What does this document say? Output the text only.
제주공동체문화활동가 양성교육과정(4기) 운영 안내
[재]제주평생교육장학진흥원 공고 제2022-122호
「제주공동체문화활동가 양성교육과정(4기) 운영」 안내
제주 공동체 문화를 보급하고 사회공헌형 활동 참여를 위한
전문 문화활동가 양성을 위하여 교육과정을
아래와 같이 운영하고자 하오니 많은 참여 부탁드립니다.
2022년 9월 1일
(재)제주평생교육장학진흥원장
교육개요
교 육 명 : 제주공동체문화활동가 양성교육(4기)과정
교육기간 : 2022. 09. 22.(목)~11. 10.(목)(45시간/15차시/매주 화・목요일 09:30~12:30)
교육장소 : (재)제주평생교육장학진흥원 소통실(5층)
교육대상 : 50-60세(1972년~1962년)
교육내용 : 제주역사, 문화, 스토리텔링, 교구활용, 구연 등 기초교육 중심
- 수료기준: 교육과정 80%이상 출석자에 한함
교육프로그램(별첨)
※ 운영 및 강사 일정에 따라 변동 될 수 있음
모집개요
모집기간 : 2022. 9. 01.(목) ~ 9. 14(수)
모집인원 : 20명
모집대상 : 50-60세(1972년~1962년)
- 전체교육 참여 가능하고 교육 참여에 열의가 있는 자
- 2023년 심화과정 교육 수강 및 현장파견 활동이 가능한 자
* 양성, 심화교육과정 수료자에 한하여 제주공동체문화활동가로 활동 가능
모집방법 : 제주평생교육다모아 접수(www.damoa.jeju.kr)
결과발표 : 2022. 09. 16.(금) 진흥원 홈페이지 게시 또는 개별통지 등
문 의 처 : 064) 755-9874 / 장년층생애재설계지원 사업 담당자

+---+

» **Directive**: Exactly as shown, repeat every record.

» **Solution to this problem**:
What does this document say? Output the text only.
제주공동체문화활동가 양성교육과정(4기) 운영 안내
[재]제주평생교육장학진흥원 공고 제2022-122호
「제주공동체문화활동가 양성교육과정(4기) 운영」 안내
제주 공동체 문화를 보급하고 사회공헌형 활동 참여를 위한
전문 문화활동가 양성을 위하여 교육과정을
아래와 같이 운영하고자 하오니 많은 참여 부탁드립니다.
2022년 9월 1일
(재)제주평생교육장학진흥원장
교육개요
교 육 명 : 제주공동체문화활동가 양성교육(4기)과정
교육기간 : 2022. 09. 22.(목)~11. 10.(목)(45시간/15차시/매주 화・목요일 09:30~12:30)
교육장소 : (재)제주평생교육장학진흥원 소통실(5층)
교육대상 : 50-60세(1972년~1962년)
교육내용 : 제주역사, 문화, 스토리텔링, 교구활용, 구연 등 기초교육 중심
- 수료기준: 교육과정 80%이상 출석자에 한함
교육프로그램(별첨)
※ 운영 및 강사 일정에 따라 변동 될 수 있음
모집개요
모집기간 : 2022. 9. 01.(목) ~ 9. 14(수)
모집인원 : 20명
모집대상 : 50-60세(1972년~1962년)
- 전체교육 참여 가능하고 교육 참여에 열의가 있는 자
- 2023년 심화과정 교육 수강 및 현장파견 활동이 가능한 자
* 양성, 심화교육과정 수료자에 한하여 제주공동체문화활동가로 활동 가능
모집방법 : 제주평생교육다모아 접수(www.damoa.jeju.kr)
결과발표 : 2022. 09. 16.(금) 진흥원 홈페이지 게시 또는 개별통지 등
문 의 처 : 064) 755-9874 / 장년층생애재설계지원 사업 담당자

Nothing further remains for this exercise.